── The input

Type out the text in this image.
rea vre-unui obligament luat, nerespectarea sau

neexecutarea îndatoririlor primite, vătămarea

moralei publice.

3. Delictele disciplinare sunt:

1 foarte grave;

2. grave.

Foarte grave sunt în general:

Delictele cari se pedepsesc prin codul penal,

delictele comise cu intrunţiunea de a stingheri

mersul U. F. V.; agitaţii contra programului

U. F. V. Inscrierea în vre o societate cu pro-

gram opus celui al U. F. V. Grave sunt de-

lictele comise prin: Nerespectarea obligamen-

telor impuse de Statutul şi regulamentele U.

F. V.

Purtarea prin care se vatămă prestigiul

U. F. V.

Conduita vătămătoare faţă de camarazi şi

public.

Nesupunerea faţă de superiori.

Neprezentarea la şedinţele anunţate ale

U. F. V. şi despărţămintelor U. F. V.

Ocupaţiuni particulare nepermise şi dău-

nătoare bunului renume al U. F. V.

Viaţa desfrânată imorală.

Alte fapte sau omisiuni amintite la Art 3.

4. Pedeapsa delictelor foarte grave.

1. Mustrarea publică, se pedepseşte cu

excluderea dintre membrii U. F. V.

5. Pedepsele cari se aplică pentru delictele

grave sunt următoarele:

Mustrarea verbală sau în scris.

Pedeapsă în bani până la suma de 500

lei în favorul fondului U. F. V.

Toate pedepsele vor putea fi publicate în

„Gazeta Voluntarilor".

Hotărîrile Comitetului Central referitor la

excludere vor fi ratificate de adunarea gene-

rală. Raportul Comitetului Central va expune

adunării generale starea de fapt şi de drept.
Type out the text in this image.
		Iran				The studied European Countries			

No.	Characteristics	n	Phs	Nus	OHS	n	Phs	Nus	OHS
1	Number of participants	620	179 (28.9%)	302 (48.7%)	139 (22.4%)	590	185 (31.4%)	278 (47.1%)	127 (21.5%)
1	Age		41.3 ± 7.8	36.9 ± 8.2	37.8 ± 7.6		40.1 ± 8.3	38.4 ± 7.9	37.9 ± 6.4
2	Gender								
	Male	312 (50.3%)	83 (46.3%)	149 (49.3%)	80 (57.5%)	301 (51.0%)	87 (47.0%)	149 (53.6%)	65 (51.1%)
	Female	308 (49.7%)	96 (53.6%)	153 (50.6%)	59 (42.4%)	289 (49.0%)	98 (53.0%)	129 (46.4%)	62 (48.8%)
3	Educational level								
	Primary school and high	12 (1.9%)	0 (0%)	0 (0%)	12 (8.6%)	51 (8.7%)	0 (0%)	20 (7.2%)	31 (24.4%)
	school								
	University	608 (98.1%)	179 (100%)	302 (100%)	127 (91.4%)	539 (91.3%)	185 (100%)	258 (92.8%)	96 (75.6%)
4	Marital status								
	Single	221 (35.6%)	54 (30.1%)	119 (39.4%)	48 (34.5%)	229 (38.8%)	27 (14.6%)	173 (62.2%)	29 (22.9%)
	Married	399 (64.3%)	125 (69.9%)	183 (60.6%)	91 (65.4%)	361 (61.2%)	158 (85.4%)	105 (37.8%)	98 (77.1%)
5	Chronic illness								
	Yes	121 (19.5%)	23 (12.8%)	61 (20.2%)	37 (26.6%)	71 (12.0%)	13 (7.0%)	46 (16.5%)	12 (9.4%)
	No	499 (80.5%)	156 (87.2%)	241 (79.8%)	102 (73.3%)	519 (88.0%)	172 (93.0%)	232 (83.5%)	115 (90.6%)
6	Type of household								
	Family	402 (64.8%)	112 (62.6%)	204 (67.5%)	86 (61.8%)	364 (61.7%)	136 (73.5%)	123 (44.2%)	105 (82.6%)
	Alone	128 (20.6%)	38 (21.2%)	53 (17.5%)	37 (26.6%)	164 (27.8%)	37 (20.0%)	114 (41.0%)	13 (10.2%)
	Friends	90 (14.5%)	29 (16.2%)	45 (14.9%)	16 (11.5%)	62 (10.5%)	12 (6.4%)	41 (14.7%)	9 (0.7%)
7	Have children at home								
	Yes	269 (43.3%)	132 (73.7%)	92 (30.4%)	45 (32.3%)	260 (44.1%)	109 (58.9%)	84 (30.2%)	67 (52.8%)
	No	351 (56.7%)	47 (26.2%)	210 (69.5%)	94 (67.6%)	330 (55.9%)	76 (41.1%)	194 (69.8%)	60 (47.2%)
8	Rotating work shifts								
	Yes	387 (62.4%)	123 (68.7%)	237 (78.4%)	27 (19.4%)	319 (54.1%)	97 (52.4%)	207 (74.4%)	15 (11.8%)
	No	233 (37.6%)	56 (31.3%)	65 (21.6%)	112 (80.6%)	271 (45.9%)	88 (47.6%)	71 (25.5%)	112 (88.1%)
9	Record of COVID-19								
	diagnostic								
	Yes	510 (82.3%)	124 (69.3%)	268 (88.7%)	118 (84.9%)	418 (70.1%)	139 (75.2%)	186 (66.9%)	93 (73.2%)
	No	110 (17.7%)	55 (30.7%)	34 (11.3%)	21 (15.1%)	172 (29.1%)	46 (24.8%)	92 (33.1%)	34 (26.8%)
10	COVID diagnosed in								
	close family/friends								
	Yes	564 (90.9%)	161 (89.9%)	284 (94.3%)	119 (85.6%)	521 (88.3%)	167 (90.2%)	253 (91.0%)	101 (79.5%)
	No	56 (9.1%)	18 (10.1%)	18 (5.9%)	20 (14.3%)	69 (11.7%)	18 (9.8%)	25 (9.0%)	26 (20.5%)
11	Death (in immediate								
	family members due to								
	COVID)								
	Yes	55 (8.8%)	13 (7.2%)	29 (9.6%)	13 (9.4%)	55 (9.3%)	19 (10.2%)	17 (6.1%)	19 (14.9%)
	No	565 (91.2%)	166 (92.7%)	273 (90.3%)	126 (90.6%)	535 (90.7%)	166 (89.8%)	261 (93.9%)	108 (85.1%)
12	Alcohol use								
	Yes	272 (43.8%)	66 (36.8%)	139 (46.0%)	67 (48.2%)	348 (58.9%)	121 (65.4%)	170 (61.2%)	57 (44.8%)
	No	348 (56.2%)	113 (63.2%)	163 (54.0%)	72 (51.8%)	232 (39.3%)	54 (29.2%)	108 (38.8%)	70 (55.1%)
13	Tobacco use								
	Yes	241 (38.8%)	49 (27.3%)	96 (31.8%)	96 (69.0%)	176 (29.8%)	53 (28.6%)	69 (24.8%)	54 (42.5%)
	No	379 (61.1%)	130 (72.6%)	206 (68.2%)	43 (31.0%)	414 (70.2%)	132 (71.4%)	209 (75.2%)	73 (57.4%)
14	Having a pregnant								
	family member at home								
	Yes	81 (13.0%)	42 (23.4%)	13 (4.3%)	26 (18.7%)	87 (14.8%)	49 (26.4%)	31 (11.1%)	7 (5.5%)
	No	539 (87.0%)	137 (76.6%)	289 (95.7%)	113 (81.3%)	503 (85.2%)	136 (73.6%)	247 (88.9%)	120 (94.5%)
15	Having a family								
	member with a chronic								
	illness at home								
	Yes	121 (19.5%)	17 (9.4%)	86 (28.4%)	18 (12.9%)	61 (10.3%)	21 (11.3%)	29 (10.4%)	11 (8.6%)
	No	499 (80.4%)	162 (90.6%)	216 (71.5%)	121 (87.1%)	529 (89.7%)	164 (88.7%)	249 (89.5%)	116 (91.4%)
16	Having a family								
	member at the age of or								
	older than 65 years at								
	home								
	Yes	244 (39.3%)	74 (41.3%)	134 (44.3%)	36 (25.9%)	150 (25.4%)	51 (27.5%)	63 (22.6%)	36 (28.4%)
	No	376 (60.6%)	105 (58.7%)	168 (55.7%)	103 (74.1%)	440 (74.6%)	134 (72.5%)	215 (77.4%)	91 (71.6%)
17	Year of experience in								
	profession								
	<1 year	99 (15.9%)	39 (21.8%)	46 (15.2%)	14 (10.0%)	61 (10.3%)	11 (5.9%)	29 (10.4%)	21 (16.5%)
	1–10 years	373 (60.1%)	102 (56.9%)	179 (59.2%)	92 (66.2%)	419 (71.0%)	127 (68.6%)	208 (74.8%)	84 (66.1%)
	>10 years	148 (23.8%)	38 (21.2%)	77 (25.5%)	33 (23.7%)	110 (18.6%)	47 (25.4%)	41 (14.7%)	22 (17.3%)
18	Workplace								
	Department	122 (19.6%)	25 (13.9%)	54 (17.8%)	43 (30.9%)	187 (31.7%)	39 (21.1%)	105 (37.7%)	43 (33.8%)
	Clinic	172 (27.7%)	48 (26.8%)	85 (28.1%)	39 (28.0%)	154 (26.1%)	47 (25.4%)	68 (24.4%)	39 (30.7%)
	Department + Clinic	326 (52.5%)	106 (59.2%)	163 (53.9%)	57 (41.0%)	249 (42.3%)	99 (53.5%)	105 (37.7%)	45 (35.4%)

────

Exercise goal — Go through the records and gather the lines that hold "Department".

Worked solution —
	Department	122 (19.6%)	25 (13.9%)	54 (17.8%)	43 (30.9%)	187 (31.7%)	39 (21.1%)	105 (37.7%)	43 (33.8%)
	Department + Clinic	326 (52.5%)	106 (59.2%)	163 (53.9%)	57 (41.0%)	249 (42.3%)	99 (53.5%)	105 (37.7%)	45 (35.4%)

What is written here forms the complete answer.